WHAT YOU NEED TO DO
Look through the data and write out every line with the word "водность" in it.

(Stored records)
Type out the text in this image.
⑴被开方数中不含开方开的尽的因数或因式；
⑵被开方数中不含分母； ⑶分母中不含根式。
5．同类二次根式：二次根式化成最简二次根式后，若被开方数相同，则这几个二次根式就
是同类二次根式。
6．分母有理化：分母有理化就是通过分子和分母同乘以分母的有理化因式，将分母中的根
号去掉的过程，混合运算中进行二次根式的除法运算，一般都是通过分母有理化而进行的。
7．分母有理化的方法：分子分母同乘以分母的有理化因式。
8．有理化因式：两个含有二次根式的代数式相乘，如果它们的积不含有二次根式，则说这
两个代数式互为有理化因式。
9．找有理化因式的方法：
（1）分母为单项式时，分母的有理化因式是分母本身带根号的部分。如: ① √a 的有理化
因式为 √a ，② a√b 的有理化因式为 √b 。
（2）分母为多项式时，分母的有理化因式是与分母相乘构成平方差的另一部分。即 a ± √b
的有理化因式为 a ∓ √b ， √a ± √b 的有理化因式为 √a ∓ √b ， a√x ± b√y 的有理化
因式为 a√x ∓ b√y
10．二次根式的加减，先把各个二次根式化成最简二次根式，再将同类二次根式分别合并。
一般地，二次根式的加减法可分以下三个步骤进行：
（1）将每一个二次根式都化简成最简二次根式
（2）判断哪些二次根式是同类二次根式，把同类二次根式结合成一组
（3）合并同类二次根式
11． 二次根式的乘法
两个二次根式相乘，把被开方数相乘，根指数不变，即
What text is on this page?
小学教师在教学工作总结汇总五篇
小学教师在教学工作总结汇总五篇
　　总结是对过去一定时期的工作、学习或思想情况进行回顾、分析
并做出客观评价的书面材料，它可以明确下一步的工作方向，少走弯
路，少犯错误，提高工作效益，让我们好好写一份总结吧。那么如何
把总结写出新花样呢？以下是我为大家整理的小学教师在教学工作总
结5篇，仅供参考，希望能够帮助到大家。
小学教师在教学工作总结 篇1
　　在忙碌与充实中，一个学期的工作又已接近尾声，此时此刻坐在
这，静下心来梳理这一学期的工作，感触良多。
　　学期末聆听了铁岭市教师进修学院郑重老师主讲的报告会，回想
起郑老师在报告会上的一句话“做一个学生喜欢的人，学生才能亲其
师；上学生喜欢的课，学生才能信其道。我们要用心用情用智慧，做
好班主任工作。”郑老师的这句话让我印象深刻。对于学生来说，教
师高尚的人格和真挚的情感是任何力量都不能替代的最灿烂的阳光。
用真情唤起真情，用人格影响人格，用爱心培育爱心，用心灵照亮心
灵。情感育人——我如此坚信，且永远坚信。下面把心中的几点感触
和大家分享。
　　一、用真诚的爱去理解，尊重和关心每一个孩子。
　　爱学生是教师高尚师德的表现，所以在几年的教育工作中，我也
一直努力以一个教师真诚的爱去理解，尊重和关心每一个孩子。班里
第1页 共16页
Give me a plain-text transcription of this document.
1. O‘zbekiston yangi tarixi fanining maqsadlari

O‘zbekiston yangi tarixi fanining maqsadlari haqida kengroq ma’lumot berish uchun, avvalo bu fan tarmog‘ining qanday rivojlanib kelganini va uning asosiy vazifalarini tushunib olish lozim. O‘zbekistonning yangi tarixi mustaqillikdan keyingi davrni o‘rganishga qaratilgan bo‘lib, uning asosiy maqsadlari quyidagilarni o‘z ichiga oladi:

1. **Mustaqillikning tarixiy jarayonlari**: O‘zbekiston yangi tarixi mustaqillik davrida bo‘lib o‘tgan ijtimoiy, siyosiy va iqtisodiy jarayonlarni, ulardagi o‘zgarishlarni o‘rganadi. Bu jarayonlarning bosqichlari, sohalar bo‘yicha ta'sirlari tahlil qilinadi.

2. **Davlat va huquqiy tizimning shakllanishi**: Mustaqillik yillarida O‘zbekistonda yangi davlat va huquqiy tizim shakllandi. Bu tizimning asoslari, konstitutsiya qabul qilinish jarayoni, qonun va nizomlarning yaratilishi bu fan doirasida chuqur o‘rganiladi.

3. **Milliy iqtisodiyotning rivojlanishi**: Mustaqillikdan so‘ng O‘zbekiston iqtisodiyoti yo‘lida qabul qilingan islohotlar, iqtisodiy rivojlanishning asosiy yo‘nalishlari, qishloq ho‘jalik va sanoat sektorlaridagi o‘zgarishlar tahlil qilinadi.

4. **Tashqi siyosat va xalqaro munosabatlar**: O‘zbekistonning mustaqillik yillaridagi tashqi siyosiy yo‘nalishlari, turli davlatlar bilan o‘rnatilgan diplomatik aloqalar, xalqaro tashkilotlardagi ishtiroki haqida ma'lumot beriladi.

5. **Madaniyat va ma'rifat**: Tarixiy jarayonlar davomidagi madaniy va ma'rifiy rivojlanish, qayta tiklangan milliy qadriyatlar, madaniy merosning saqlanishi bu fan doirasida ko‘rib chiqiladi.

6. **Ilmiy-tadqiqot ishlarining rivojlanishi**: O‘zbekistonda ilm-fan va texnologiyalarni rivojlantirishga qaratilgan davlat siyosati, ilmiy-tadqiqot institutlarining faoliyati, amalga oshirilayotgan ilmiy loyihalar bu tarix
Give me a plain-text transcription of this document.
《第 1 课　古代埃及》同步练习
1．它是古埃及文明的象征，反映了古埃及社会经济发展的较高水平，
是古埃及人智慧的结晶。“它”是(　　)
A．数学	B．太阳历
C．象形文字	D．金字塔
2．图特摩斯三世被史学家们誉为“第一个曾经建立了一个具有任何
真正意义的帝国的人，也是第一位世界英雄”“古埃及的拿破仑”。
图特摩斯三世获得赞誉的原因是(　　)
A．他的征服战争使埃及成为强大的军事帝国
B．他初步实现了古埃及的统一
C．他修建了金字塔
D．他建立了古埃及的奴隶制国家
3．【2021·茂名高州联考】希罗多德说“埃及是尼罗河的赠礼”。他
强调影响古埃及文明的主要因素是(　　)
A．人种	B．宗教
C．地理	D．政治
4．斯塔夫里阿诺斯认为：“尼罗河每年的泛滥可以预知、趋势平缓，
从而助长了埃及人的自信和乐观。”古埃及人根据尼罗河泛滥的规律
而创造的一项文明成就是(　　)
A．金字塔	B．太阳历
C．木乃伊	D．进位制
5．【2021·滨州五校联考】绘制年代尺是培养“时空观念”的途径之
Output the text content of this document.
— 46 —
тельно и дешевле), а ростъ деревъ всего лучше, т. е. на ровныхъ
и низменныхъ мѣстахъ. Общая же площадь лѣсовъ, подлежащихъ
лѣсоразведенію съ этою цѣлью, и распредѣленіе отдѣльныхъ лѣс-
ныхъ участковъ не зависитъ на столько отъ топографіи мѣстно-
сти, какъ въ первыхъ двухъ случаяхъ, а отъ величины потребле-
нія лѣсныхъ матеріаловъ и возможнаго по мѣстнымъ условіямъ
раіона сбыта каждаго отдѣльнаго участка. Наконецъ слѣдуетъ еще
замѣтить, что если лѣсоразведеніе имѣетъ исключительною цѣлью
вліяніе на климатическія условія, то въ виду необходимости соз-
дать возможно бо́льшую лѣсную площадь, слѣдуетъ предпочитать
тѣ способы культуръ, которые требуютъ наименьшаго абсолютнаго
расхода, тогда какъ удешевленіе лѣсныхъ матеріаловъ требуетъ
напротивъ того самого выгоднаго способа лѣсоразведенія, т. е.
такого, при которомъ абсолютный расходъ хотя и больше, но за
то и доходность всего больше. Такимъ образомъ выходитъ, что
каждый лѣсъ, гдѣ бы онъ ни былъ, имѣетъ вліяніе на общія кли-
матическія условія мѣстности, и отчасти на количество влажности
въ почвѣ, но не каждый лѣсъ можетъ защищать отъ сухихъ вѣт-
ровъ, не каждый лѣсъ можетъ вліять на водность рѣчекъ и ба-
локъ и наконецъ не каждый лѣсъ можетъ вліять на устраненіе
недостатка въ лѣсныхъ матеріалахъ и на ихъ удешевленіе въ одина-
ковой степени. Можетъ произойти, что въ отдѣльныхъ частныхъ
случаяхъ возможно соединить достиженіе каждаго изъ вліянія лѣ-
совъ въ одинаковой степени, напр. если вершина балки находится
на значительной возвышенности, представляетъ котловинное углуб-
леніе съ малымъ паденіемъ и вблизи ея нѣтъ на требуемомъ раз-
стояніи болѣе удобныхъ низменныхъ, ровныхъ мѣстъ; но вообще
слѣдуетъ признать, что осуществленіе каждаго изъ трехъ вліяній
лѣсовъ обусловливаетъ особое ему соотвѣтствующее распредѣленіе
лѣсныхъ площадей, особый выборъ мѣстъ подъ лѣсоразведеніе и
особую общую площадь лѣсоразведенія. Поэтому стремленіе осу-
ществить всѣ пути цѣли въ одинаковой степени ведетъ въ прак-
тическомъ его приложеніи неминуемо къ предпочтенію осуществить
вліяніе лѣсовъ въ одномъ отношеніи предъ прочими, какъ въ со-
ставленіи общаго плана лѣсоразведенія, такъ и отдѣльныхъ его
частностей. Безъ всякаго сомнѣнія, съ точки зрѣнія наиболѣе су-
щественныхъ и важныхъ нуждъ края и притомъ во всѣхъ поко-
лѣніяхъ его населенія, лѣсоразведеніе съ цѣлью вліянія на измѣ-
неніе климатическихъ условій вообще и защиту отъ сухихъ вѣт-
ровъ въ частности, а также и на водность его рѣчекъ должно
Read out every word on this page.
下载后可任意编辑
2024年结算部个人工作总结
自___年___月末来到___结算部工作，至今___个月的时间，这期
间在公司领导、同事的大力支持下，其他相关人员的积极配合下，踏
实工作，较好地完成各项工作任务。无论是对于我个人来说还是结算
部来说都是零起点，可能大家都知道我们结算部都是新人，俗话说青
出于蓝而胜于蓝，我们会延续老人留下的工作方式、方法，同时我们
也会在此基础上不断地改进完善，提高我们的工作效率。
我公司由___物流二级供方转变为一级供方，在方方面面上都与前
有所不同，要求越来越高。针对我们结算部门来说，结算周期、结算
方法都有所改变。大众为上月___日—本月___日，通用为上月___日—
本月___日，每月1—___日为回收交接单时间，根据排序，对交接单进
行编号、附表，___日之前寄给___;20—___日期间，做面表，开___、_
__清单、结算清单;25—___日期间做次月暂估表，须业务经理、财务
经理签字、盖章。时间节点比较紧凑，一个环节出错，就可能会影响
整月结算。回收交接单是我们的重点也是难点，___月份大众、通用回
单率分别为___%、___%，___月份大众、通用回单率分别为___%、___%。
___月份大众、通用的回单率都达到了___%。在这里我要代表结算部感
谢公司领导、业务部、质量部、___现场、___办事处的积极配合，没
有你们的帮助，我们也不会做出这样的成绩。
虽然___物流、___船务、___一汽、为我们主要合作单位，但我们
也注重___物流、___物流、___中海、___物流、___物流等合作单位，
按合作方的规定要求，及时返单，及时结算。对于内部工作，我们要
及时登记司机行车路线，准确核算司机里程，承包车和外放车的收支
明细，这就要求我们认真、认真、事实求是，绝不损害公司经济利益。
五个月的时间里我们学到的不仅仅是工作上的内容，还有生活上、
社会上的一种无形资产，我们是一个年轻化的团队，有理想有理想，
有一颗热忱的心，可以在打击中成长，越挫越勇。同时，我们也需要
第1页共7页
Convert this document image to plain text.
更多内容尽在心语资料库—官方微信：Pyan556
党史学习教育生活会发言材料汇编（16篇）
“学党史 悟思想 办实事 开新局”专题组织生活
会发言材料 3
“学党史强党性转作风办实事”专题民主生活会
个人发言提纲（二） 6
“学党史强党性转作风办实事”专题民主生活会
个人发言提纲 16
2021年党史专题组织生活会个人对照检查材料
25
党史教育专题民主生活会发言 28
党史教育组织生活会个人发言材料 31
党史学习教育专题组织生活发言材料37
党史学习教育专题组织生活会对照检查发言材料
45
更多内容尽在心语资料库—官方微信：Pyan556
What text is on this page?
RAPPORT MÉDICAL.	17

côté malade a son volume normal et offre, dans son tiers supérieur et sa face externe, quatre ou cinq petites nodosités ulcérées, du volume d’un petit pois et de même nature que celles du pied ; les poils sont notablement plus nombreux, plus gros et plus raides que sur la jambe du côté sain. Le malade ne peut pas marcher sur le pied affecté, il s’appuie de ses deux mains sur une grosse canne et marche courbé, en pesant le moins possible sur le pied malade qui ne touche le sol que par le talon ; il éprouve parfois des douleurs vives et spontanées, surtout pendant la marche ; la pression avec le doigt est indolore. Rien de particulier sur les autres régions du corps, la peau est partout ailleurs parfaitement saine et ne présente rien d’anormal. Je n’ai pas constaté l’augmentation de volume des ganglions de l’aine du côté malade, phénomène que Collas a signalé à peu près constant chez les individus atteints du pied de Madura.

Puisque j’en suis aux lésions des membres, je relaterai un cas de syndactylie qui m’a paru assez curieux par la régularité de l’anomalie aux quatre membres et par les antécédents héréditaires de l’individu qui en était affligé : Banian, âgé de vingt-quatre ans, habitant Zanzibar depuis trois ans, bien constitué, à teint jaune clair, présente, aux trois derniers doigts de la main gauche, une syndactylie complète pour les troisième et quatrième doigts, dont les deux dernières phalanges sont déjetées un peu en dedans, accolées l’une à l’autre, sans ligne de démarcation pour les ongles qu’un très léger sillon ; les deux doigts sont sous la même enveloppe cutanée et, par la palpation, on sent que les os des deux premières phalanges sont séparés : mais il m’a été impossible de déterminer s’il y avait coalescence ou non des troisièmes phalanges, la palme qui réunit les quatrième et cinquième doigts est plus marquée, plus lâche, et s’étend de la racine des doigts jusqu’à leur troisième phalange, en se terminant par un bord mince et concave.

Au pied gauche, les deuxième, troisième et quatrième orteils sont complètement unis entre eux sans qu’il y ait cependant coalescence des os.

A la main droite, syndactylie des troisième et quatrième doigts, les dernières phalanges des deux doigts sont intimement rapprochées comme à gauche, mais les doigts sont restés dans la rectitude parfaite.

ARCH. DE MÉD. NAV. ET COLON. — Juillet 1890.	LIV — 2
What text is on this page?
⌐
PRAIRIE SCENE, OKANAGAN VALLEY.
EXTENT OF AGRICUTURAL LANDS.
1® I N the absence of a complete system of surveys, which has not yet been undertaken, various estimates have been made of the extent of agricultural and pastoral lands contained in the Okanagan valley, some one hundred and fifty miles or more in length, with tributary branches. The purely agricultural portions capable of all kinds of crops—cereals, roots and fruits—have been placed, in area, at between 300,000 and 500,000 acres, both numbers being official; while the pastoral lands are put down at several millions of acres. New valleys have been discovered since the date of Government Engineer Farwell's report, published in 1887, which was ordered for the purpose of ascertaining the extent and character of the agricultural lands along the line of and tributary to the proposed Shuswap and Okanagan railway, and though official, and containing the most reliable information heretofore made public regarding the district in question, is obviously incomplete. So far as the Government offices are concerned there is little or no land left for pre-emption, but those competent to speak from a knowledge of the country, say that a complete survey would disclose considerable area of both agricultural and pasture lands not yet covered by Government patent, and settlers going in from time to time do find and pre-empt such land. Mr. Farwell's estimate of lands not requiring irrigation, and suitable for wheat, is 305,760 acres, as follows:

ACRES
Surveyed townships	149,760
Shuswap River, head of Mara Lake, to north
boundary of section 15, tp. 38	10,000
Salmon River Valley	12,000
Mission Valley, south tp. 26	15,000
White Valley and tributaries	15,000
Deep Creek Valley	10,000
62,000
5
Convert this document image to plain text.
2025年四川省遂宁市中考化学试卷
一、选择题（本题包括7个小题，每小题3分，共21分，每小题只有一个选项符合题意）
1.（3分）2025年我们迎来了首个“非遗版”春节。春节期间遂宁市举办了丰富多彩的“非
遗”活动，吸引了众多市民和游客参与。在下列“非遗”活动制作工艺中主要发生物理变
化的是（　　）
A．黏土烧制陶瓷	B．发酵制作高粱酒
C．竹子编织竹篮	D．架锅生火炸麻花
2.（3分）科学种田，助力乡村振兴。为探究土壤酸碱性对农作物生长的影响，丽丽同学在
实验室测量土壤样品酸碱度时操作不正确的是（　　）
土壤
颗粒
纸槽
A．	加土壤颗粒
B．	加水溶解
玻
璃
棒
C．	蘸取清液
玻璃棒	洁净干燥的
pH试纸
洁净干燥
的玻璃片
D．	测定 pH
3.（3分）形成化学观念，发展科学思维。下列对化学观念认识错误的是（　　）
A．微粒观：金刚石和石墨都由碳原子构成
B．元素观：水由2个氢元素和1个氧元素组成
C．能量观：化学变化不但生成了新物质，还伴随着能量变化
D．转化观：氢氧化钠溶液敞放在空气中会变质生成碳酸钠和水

ANSWER IN FULL
ровъ, не каждый лѣсъ можетъ вліять на водность рѣчекъ и ба-
ровъ въ частности, а также и на водность его рѣчекъ должно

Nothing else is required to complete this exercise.